*EXERCISE REQUIREMENTS*: Return each line containing the string "Administración".

Raw records:
◇ ◇ ◇ ◇

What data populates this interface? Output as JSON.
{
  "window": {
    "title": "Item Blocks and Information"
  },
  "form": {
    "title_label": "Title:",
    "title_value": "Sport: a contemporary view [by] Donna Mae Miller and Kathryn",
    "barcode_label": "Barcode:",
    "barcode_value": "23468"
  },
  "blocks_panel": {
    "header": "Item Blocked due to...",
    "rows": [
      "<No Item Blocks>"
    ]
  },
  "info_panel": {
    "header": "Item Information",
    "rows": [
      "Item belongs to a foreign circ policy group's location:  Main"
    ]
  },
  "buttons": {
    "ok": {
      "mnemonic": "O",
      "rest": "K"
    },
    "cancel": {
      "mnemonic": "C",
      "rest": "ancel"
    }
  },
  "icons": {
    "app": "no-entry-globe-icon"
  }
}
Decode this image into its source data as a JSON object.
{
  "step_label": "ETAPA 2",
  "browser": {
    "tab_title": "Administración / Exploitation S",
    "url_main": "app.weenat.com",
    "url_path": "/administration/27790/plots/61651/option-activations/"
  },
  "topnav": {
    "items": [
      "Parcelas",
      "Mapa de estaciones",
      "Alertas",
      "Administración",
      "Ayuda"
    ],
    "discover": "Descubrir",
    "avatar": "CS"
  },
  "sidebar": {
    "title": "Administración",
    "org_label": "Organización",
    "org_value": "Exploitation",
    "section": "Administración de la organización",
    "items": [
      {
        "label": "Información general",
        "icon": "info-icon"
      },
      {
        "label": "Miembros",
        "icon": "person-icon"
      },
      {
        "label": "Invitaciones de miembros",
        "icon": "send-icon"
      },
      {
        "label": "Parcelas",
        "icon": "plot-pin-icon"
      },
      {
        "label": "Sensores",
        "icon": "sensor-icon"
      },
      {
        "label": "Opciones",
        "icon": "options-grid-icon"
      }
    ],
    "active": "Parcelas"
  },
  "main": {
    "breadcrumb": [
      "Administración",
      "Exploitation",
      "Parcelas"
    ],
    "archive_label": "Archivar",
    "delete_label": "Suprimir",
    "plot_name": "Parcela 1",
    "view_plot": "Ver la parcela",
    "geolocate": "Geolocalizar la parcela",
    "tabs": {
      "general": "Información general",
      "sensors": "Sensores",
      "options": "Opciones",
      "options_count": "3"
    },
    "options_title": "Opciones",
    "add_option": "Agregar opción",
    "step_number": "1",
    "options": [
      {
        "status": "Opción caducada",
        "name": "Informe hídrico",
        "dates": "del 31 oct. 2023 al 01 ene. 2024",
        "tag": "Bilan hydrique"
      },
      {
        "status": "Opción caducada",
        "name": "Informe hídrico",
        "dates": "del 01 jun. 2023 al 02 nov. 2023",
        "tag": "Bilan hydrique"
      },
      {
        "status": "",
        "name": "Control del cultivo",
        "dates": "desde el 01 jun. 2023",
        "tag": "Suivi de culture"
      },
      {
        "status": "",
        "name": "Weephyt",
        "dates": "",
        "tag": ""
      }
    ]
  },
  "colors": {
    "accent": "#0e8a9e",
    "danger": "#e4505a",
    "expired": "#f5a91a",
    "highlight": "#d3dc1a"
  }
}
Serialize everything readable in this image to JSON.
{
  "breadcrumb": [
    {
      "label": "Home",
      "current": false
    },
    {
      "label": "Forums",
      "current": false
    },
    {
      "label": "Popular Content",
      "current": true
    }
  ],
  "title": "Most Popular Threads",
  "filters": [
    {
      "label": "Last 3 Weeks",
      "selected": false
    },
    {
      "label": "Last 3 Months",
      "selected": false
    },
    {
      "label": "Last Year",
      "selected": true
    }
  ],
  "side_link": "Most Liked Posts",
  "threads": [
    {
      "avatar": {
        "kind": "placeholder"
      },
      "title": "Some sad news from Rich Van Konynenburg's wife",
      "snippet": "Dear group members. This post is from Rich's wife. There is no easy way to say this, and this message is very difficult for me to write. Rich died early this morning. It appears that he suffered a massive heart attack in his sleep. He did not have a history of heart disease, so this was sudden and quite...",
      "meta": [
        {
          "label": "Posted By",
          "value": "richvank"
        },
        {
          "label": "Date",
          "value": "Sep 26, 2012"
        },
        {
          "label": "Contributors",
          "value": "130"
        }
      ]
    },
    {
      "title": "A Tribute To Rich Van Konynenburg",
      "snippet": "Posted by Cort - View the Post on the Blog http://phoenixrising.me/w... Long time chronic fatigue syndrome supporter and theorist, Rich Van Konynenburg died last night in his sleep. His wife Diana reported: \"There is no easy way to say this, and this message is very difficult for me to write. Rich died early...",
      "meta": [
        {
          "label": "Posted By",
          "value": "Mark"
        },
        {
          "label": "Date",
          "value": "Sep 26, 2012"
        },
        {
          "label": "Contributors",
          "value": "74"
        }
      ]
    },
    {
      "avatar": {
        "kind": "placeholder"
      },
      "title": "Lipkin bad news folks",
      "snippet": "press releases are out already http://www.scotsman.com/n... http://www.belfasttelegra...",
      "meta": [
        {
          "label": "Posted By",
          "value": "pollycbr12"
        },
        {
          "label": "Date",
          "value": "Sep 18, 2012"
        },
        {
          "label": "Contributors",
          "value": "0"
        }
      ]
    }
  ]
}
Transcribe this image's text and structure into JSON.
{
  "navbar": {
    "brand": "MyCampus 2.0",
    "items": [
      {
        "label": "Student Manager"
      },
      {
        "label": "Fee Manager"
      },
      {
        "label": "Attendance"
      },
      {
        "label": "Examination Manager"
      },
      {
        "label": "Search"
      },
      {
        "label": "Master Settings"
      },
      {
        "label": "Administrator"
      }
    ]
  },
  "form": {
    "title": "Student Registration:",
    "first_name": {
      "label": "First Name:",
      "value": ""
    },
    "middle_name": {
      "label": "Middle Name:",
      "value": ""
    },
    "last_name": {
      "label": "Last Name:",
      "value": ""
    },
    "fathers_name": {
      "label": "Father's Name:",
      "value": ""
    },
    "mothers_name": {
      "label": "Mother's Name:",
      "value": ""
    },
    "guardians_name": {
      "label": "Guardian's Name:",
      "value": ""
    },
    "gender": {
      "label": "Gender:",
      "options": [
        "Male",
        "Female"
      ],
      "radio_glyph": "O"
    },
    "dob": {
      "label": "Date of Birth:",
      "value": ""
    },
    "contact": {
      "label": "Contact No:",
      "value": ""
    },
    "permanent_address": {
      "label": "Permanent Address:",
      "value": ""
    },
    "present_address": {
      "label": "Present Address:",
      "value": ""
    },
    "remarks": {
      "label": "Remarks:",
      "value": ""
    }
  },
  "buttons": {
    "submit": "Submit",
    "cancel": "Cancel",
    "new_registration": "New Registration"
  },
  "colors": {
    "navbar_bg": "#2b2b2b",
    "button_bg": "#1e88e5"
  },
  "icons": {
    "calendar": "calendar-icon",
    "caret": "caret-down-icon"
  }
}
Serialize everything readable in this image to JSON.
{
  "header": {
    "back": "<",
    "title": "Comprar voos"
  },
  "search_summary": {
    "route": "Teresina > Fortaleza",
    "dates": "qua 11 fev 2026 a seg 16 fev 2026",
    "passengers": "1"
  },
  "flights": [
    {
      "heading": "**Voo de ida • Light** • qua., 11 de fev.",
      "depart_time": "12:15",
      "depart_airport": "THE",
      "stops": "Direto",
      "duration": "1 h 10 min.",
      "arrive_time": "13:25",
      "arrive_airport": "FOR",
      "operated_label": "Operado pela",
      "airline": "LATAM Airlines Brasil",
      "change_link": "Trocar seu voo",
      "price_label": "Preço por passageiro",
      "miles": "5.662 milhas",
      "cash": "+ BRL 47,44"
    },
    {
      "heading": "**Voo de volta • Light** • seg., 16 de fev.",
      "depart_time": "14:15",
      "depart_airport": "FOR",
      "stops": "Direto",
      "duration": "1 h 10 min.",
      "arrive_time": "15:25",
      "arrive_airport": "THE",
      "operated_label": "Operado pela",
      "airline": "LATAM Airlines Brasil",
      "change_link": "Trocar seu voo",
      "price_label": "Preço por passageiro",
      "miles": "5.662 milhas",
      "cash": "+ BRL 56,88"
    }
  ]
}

◇ ◇ ◇ ◇

*FINISHED ANSWER*:
    "tab_title": "Administración / Exploitation S",
      "Administración",
    "title": "Administración",
    "section": "Administración de la organización",
      "Administración",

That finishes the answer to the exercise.